» GOAL
Transcribe each line exactly.

====== DATA SECTION

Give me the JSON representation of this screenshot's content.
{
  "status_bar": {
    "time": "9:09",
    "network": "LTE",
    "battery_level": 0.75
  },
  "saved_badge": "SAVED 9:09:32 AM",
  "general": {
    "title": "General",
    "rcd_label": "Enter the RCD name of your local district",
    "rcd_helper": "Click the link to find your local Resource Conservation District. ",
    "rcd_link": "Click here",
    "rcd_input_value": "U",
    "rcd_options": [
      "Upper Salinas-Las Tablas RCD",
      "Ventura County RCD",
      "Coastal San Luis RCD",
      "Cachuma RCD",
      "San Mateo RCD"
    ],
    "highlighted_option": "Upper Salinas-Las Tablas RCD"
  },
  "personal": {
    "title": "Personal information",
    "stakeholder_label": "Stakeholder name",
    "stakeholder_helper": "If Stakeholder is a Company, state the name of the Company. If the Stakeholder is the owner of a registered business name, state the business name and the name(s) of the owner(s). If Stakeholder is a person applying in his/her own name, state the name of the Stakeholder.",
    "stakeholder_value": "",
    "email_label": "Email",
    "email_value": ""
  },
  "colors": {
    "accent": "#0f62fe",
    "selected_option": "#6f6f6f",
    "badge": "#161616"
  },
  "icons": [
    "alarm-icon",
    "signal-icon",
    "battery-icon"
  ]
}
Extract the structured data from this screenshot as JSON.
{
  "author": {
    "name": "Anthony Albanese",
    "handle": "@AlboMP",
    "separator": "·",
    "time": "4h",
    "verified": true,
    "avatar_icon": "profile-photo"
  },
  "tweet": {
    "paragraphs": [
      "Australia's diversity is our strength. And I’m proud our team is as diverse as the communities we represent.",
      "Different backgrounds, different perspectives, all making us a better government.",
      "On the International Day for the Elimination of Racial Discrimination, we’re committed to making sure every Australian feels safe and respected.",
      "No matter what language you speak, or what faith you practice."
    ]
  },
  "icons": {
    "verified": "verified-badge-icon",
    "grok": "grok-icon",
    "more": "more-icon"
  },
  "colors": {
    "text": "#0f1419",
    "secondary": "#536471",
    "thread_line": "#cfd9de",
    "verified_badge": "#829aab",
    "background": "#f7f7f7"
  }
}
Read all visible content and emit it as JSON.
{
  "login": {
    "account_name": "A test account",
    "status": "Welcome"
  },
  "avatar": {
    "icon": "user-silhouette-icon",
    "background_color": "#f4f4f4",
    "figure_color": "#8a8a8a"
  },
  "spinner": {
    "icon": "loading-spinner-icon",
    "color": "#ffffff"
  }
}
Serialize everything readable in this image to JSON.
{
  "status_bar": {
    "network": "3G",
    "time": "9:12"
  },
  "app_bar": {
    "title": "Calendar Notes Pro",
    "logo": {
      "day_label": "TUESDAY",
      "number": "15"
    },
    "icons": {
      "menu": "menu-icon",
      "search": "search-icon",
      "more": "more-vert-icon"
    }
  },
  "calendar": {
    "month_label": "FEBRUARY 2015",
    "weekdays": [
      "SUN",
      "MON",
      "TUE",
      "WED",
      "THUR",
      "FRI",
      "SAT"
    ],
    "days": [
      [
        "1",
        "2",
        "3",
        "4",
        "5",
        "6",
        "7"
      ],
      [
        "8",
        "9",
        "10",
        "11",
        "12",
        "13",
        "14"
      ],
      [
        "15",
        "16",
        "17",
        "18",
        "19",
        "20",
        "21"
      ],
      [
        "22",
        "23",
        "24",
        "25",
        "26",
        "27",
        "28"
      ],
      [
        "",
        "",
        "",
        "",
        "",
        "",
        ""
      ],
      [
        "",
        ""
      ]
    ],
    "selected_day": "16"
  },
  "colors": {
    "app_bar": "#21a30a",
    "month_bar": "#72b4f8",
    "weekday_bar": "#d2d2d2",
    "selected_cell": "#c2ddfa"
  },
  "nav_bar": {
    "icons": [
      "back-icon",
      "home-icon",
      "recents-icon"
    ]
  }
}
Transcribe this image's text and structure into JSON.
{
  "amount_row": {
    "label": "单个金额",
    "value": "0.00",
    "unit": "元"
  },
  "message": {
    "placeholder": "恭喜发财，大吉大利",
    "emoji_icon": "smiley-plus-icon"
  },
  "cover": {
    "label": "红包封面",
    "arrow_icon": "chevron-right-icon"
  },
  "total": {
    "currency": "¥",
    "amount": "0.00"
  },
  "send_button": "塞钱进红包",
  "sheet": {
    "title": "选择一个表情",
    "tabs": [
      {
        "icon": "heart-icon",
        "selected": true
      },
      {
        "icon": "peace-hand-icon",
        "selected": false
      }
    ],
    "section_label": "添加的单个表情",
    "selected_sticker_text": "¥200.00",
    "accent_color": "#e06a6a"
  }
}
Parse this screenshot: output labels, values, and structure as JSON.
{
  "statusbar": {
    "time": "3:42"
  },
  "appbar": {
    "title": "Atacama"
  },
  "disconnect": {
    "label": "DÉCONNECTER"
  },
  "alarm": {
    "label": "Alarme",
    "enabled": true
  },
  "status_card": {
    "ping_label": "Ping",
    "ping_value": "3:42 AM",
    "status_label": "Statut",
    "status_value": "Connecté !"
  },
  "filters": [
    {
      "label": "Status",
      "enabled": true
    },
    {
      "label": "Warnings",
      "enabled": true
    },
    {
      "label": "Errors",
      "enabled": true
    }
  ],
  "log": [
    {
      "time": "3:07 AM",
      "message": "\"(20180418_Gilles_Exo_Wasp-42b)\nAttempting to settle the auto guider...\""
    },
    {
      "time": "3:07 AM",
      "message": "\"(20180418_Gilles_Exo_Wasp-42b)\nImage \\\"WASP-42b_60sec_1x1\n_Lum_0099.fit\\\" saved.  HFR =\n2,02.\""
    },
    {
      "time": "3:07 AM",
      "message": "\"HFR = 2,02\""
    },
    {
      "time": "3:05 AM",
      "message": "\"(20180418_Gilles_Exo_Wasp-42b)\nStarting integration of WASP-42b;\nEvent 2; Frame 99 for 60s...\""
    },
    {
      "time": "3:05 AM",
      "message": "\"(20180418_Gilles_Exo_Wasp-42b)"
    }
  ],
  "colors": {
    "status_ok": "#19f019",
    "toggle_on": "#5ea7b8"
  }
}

============

» SOLUTION FOR THIS PROBLEM
Give me the JSON representation of this screenshot's content.
{
  "status_bar": {
    "time": "9:09",
    "network": "LTE",
    "battery_level": 0.75
  },
  "saved_badge": "SAVED 9:09:32 AM",
  "general": {
    "title": "General",
    "rcd_label": "Enter the RCD name of your local district",
    "rcd_helper": "Click the link to find your local Resource Conservation District. ",
    "rcd_link": "Click here",
    "rcd_input_value": "U",
    "rcd_options": [
      "Upper Salinas-Las Tablas RCD",
      "Ventura County RCD",
      "Coastal San Luis RCD",
      "Cachuma RCD",
      "San Mateo RCD"
    ],
    "highlighted_option": "Upper Salinas-Las Tablas RCD"
  },
  "personal": {
    "title": "Personal information",
    "stakeholder_label": "Stakeholder name",
    "stakeholder_helper": "If Stakeholder is a Company, state the name of the Company. If the Stakeholder is the owner of a registered business name, state the business name and the name(s) of the owner(s). If Stakeholder is a person applying in his/her own name, state the name of the Stakeholder.",
    "stakeholder_value": "",
    "email_label": "Email",
    "email_value": ""
  },
  "colors": {
    "accent": "#0f62fe",
    "selected_option": "#6f6f6f",
    "badge": "#161616"
  },
  "icons": [
    "alarm-icon",
    "signal-icon",
    "battery-icon"
  ]
}
Extract the structured data from this screenshot as JSON.
{
  "author": {
    "name": "Anthony Albanese",
    "handle": "@AlboMP",
    "separator": "·",
    "time": "4h",
    "verified": true,
    "avatar_icon": "profile-photo"
  },
  "tweet": {
    "paragraphs": [
      "Australia's diversity is our strength. And I’m proud our team is as diverse as the communities we represent.",
      "Different backgrounds, different perspectives, all making us a better government.",
      "On the International Day for the Elimination of Racial Discrimination, we’re committed to making sure every Australian feels safe and respected.",
      "No matter what language you speak, or what faith you practice."
    ]
  },
  "icons": {
    "verified": "verified-badge-icon",
    "grok": "grok-icon",
    "more": "more-icon"
  },
  "colors": {
    "text": "#0f1419",
    "secondary": "#536471",
    "thread_line": "#cfd9de",
    "verified_badge": "#829aab",
    "background": "#f7f7f7"
  }
}
Read all visible content and emit it as JSON.
{
  "login": {
    "account_name": "A test account",
    "status": "Welcome"
  },
  "avatar": {
    "icon": "user-silhouette-icon",
    "background_color": "#f4f4f4",
    "figure_color": "#8a8a8a"
  },
  "spinner": {
    "icon": "loading-spinner-icon",
    "color": "#ffffff"
  }
}
Serialize everything readable in this image to JSON.
{
  "status_bar": {
    "network": "3G",
    "time": "9:12"
  },
  "app_bar": {
    "title": "Calendar Notes Pro",
    "logo": {
      "day_label": "TUESDAY",
      "number": "15"
    },
    "icons": {
      "menu": "menu-icon",
      "search": "search-icon",
      "more": "more-vert-icon"
    }
  },
  "calendar": {
    "month_label": "FEBRUARY 2015",
    "weekdays": [
      "SUN",
      "MON",
      "TUE",
      "WED",
      "THUR",
      "FRI",
      "SAT"
    ],
    "days": [
      [
        "1",
        "2",
        "3",
        "4",
        "5",
        "6",
        "7"
      ],
      [
        "8",
        "9",
        "10",
        "11",
        "12",
        "13",
        "14"
      ],
      [
        "15",
        "16",
        "17",
        "18",
        "19",
        "20",
        "21"
      ],
      [
        "22",
        "23",
        "24",
        "25",
        "26",
        "27",
        "28"
      ],
      [
        "",
        "",
        "",
        "",
        "",
        "",
        ""
      ],
      [
        "",
        ""
      ]
    ],
    "selected_day": "16"
  },
  "colors": {
    "app_bar": "#21a30a",
    "month_bar": "#72b4f8",
    "weekday_bar": "#d2d2d2",
    "selected_cell": "#c2ddfa"
  },
  "nav_bar": {
    "icons": [
      "back-icon",
      "home-icon",
      "recents-icon"
    ]
  }
}
Transcribe this image's text and structure into JSON.
{
  "amount_row": {
    "label": "单个金额",
    "value": "0.00",
    "unit": "元"
  },
  "message": {
    "placeholder": "恭喜发财，大吉大利",
    "emoji_icon": "smiley-plus-icon"
  },
  "cover": {
    "label": "红包封面",
    "arrow_icon": "chevron-right-icon"
  },
  "total": {
    "currency": "¥",
    "amount": "0.00"
  },
  "send_button": "塞钱进红包",
  "sheet": {
    "title": "选择一个表情",
    "tabs": [
      {
        "icon": "heart-icon",
        "selected": true
      },
      {
        "icon": "peace-hand-icon",
        "selected": false
      }
    ],
    "section_label": "添加的单个表情",
    "selected_sticker_text": "¥200.00",
    "accent_color": "#e06a6a"
  }
}
Parse this screenshot: output labels, values, and structure as JSON.
{
  "statusbar": {
    "time": "3:42"
  },
  "appbar": {
    "title": "Atacama"
  },
  "disconnect": {
    "label": "DÉCONNECTER"
  },
  "alarm": {
    "label": "Alarme",
    "enabled": true
  },
  "status_card": {
    "ping_label": "Ping",
    "ping_value": "3:42 AM",
    "status_label": "Statut",
    "status_value": "Connecté !"
  },
  "filters": [
    {
      "label": "Status",
      "enabled": true
    },
    {
      "label": "Warnings",
      "enabled": true
    },
    {
      "label": "Errors",
      "enabled": true
    }
  ],
  "log": [
    {
      "time": "3:07 AM",
      "message": "\"(20180418_Gilles_Exo_Wasp-42b)\nAttempting to settle the auto guider...\""
    },
    {
      "time": "3:07 AM",
      "message": "\"(20180418_Gilles_Exo_Wasp-42b)\nImage \\\"WASP-42b_60sec_1x1\n_Lum_0099.fit\\\" saved.  HFR =\n2,02.\""
    },
    {
      "time": "3:07 AM",
      "message": "\"HFR = 2,02\""
    },
    {
      "time": "3:05 AM",
      "message": "\"(20180418_Gilles_Exo_Wasp-42b)\nStarting integration of WASP-42b;\nEvent 2; Frame 99 for 60s...\""
    },
    {
      "time": "3:05 AM",
      "message": "\"(20180418_Gilles_Exo_Wasp-42b)"
    }
  ],
  "colors": {
    "status_ok": "#19f019",
    "toggle_on": "#5ea7b8"
  }
}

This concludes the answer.